> Required task a
Restate word for word the passage of the job postings text between "This distribution suggests" and "(e.g., holidays, recession).", inclusive.

> Selection
※

This distribution suggests job seekers may benefit from targeting high-posting states or considering relocation for greater opportunity.
Job Postings Over Time
Why this visualization?
This time series plot shows how job demand has changed over time. It’s useful to spot trends, seasonal hiring spikes, or drops (e.g., holidays, recession).
df["posted_date"] = pd.to_datetime(df["posted"], errors="coerce")
# Group by month
monthly_postings = df.groupby(df["posted_date"].dt.to_period("M")).size().reset_index(name="Job Postings")
monthly_postings["Month"] = monthly_postings["posted_date"].dt.to_timestamp()
fig = px.line(
monthly_postings,
x="Month",
y="Job Postings",
title="Job Postings Over Time",
labels={"Month": "Date", "Job Postings": "Number of Job Postings"}
)
fig.update_layout(height=500)
fig.show()Insights
The line chart depicting job postings over time reveals a clear temporal trend in hiring activity throughout mid-2024. From early May to the end of June, there is a noticeable decline in the number of job postings, dropping from around 14,000 to approximately 12,200. This dip could be attributed to seasonal factors, such as the end of academic semesters, mid-year budget reviews, or general summer slowdowns in corporate recruitment cycles. However, beginning in early July, the job market shows a sharp rebound, with postings rising significantly through August, eventually stabilizing at around 14,700. This resurgence likely reflects renewed hiring efforts following budget resets or organizational planning periods. The uptick in late summer also aligns with typical Q3 hiring trends, where companies ramp up recruitment ahead of the final quarter. For job seekers, this pattern suggests that while opportunities may temporarily slow in early summer, late July through August presents a strong window for applications as employers actively seek talent.

※

> Listed entries

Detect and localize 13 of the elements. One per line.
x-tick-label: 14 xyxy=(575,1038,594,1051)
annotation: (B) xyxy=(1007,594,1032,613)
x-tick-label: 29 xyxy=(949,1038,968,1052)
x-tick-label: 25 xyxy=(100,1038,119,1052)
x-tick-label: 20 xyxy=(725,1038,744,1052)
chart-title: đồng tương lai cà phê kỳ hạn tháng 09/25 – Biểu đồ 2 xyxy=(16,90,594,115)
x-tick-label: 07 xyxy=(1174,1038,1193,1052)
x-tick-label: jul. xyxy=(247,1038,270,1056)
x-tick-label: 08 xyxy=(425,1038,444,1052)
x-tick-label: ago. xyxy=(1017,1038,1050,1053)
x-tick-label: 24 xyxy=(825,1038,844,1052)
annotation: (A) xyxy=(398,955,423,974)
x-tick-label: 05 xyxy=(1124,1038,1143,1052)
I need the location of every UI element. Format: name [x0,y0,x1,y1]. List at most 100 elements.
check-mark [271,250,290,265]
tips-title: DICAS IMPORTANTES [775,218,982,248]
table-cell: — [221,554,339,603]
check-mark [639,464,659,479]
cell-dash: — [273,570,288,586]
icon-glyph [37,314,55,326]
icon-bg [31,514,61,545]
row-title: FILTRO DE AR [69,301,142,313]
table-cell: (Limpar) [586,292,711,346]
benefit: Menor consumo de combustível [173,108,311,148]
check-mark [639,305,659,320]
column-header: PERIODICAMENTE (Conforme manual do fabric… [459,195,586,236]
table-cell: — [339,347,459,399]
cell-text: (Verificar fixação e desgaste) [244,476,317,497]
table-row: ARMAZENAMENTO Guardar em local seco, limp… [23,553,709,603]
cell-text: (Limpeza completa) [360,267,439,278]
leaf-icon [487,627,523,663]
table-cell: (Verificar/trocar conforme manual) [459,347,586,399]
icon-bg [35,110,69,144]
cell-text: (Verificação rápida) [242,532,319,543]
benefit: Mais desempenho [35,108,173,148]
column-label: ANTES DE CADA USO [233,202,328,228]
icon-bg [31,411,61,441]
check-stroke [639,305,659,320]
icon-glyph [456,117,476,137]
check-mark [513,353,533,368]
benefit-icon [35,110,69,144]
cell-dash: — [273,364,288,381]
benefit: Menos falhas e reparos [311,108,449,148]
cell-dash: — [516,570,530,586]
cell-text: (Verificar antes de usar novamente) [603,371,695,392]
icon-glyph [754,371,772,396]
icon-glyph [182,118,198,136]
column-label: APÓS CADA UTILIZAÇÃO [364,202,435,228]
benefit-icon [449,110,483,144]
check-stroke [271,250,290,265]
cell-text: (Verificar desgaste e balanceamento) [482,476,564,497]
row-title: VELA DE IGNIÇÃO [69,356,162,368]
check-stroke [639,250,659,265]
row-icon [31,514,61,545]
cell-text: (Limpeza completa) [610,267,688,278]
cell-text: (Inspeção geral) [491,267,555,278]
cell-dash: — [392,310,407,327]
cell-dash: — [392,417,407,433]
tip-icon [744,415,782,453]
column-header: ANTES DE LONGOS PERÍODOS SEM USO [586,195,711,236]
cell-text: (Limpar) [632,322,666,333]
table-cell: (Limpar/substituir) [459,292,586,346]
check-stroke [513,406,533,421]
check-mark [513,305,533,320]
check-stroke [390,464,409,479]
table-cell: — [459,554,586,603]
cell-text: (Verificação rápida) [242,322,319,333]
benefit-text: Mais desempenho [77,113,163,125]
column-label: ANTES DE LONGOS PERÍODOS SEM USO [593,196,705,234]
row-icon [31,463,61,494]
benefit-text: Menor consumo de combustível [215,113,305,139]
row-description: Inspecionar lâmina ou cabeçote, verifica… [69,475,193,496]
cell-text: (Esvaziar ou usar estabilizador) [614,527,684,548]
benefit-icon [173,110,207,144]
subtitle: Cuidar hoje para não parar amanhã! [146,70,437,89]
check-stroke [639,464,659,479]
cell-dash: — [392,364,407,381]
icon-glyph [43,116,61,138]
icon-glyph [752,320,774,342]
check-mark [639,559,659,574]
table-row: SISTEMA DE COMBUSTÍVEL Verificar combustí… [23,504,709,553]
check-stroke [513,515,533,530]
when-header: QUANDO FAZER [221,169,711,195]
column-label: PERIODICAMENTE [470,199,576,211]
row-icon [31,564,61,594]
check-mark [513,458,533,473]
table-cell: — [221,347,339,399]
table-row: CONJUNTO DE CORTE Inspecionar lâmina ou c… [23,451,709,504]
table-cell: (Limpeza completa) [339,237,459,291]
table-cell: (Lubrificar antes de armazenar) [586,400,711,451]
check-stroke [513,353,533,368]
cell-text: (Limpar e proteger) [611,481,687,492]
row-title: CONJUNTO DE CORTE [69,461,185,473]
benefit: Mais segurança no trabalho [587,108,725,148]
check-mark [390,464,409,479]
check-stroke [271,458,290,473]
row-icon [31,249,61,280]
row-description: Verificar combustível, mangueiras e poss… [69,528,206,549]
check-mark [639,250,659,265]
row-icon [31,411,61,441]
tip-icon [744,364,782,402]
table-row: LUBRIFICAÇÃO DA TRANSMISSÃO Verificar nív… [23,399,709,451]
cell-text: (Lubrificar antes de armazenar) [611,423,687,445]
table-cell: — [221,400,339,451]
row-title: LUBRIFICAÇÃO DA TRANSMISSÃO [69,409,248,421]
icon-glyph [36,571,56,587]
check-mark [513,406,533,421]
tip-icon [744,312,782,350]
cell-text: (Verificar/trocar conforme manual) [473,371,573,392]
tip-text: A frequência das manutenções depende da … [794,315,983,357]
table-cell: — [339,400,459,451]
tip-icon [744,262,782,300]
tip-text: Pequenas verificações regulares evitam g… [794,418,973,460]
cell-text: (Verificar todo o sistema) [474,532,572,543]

※

> Required task b
Quote the listing exactly, from its first line to the line holding "column-label: ANTES DE CADA", inclusive.

> Right answer a
This distribution suggests job seekers may benefit from targeting high-posting states or considering relocation for greater opportunity.
Job Postings Over Time
Why this visualization?
This time series plot shows how job demand has changed over time. It’s useful to spot trends, seasonal hiring spikes, or drops (e.g., holidays, recession).

> Right answer b
Detect and localize 13 of the elements. One per line.
x-tick-label: 14 xyxy=(575,1038,594,1051)
annotation: (B) xyxy=(1007,594,1032,613)
x-tick-label: 29 xyxy=(949,1038,968,1052)
x-tick-label: 25 xyxy=(100,1038,119,1052)
x-tick-label: 20 xyxy=(725,1038,744,1052)
chart-title: đồng tương lai cà phê kỳ hạn tháng 09/25 – Biểu đồ 2 xyxy=(16,90,594,115)
x-tick-label: 07 xyxy=(1174,1038,1193,1052)
x-tick-label: jul. xyxy=(247,1038,270,1056)
x-tick-label: 08 xyxy=(425,1038,444,1052)
x-tick-label: ago. xyxy=(1017,1038,1050,1053)
x-tick-label: 24 xyxy=(825,1038,844,1052)
annotation: (A) xyxy=(398,955,423,974)
x-tick-label: 05 xyxy=(1124,1038,1143,1052)
I need the location of every UI element. Format: name [x0,y0,x1,y1]. List at most 100 elements.
check-mark [271,250,290,265]
tips-title: DICAS IMPORTANTES [775,218,982,248]
table-cell: — [221,554,339,603]
check-mark [639,464,659,479]
cell-dash: — [273,570,288,586]
icon-glyph [37,314,55,326]
icon-bg [31,514,61,545]
row-title: FILTRO DE AR [69,301,142,313]
table-cell: (Limpar) [586,292,711,346]
benefit: Menor consumo de combustível [173,108,311,148]
check-mark [639,305,659,320]
column-header: PERIODICAMENTE (Conforme manual do fabric… [459,195,586,236]
table-cell: — [339,347,459,399]
cell-text: (Verificar fixação e desgaste) [244,476,317,497]
table-row: ARMAZENAMENTO Guardar em local seco, limp… [23,553,709,603]
cell-text: (Limpeza completa) [360,267,439,278]
leaf-icon [487,627,523,663]
table-cell: (Verificar/trocar conforme manual) [459,347,586,399]
icon-bg [35,110,69,144]
cell-text: (Verificação rápida) [242,532,319,543]
benefit: Mais desempenho [35,108,173,148]
column-label: ANTES DE CADA USO [233,202,328,228]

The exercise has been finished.